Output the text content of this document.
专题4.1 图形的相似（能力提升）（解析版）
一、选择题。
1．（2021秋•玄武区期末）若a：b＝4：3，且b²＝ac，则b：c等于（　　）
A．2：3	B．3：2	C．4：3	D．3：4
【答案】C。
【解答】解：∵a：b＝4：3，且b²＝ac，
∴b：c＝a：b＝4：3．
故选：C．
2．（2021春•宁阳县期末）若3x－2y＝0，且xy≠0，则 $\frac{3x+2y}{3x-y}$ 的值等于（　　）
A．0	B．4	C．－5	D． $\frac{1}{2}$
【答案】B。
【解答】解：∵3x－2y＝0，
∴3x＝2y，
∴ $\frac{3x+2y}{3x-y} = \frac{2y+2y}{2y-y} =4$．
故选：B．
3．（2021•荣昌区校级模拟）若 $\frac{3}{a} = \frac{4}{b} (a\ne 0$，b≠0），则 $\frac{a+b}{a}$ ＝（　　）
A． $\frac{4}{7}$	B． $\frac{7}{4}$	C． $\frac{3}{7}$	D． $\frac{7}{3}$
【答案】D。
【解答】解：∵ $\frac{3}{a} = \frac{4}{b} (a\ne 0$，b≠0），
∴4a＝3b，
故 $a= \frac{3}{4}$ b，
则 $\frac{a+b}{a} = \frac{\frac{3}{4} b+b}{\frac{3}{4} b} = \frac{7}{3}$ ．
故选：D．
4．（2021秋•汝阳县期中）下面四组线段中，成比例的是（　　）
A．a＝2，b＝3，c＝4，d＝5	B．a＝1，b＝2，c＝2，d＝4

..........

Problem statement: Please quote the data above in full, with no line missing.

Written answer:
Output the text content of this document.
专题4.1 图形的相似（能力提升）（解析版）
一、选择题。
1．（2021秋•玄武区期末）若a：b＝4：3，且b²＝ac，则b：c等于（　　）
A．2：3	B．3：2	C．4：3	D．3：4
【答案】C。
【解答】解：∵a：b＝4：3，且b²＝ac，
∴b：c＝a：b＝4：3．
故选：C．
2．（2021春•宁阳县期末）若3x－2y＝0，且xy≠0，则 $\frac{3x+2y}{3x-y}$ 的值等于（　　）
A．0	B．4	C．－5	D． $\frac{1}{2}$
【答案】B。
【解答】解：∵3x－2y＝0，
∴3x＝2y，
∴ $\frac{3x+2y}{3x-y} = \frac{2y+2y}{2y-y} =4$．
故选：B．
3．（2021•荣昌区校级模拟）若 $\frac{3}{a} = \frac{4}{b} (a\ne 0$，b≠0），则 $\frac{a+b}{a}$ ＝（　　）
A． $\frac{4}{7}$	B． $\frac{7}{4}$	C． $\frac{3}{7}$	D． $\frac{7}{3}$
【答案】D。
【解答】解：∵ $\frac{3}{a} = \frac{4}{b} (a\ne 0$，b≠0），
∴4a＝3b，
故 $a= \frac{3}{4}$ b，
则 $\frac{a+b}{a} = \frac{\frac{3}{4} b+b}{\frac{3}{4} b} = \frac{7}{3}$ ．
故选：D．
4．（2021秋•汝阳县期中）下面四组线段中，成比例的是（　　）
A．a＝2，b＝3，c＝4，d＝5	B．a＝1，b＝2，c＝2，d＝4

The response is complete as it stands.